**課題の要件**
落語の言葉を解説した文章を、最後の説明の後から書き継いでください。

桂小文治=初代(正しくは二代):もと大阪の噺家桂米丸。ひと月の契約で
橘家円歌(橘ノ円都)とともに東京興行に出かけたまま懇願されて東京
にとどまり、橘家円蔵の身内となって桂小文治を襲名し真打となる。
本名、稲田祐次郎。昭和42年12月28日没、享年74才。
簀戸(すど)=葭(よし)の細いものを使って障子のようにしたもの。簀はス
ノコ。細い格子戸をもいう。簾戸。
籐(とう)=ヤシ科のつる性常緑木本。東南アジア・中国南部・台湾などに
分布。茎は長く伸び強靱な繊維がある。茎で籐椅子や籐細工を作る。
タイワントウ・ロタントウなどがある。
籐(とう)ムシロ=籐で編んだ敷物。よく銭湯の床などに敷いてある。
橘家円喬=四代目:本名、柴田清五郎「名人圓喬」。大正元年11月22日没、
享年48才。
鰍沢(かじかざわ)=三遊亭円朝作。客から出された「鉄砲」「卵酒」「毒
消しの護符」の題を元に作り上げた「三題噺」
ざこば=桂ざこば:米朝門下。本名、関口弘。昭和22年9月21日生まれ。
偕老(かいろう)=ともに年をとること。夫婦が老年になるまでむつまじく
連れ添うこと。相老い。
同穴(どうけつ)=夫婦が同じ墓穴に葬られること。
偕老同穴の契り=死ぬまで仲むつまじく暮らそうという、夫婦のかわす約
束。
くさる=するという意の下品な悪態口に用いる補助動詞。腐るであろう。
ヤガル・サラス・ケツカルなども同じ意。
夜泊まり日泊まり=風俗店に入り浸って家に帰らない。
馬の耳に風=馬耳東風。馬の耳に念仏。
ぬかす=言う・ほざく。
しゃ~ない=仕様が無い→しょうがない→しょ~ない→しゃ~ない。
ぎょ~さん=たくさん・はなはだ・たいへん。大言海には「希有さに」の
転とある。「仰々しい」のギョウか?「よぉけ→よぉ~さん」たくさ
ん、の訛りかも?
駄々ける=駄々をこねる。無理をいう。子どもが甘えて他人の言に従わな
いことを駄々というが、それを動詞化したもの。
駄々け=わがままでよく駄々ける子などを指していう。駄々けもん。
冥利=ある立場・状態にあることによって受ける恩恵・しあわせ。
走り元=走り:台所の水まわり。ものを洗った水を流し走らせるところか
ら出たもの。

**提供資料**
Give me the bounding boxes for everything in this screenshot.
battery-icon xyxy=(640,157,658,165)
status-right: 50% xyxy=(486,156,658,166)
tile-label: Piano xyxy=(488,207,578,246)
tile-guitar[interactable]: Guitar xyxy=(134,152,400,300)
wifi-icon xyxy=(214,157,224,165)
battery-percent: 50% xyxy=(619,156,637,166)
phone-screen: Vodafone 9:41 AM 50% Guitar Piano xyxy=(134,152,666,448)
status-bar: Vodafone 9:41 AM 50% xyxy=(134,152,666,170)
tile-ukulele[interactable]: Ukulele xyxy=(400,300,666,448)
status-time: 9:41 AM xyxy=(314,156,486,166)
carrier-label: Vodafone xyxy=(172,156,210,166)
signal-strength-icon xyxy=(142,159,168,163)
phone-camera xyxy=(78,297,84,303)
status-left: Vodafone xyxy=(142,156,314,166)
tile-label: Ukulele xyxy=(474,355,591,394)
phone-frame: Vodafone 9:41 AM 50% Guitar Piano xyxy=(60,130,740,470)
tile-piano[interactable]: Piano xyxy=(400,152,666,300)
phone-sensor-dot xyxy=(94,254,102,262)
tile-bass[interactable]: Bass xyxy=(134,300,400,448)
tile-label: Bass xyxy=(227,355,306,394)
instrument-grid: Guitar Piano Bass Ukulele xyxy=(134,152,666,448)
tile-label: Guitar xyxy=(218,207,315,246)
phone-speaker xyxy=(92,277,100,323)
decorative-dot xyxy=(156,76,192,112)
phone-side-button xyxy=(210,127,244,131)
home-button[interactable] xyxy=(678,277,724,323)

**記述解答**
座が勤まる=法座:説法の行われる集会。法席。法筵(ほうえん)。
報恩講=仏教諸宗派で、一宗の祖師の恩に報ずるため、その忌日に営む法
会。浄土真宗の西本願寺派では一月九日から一六日まで、東本願寺派
では一一月二一日から二八日まで、宗祖親鸞をまつって法事を行う。
御講(おこう)。御正忌(ごしょうき)。お七夜。
御開山(ごかいっさん)=浄土真宗の開祖、親鸞上人を指して門徒衆がいう
語。開山上人の略。
年忌・年回=人の死後、毎年めぐってくる命日。また、その日に行う法要。
かなん=困惑する。適わない→適わん→かなん。
立花通り=大阪市西区南堀江1~3丁目。北堀江の材木問屋街、南堀江の
家具屋街と、堀江は木の香りが漂う。
お目だるい=しんきくさいの丁寧語。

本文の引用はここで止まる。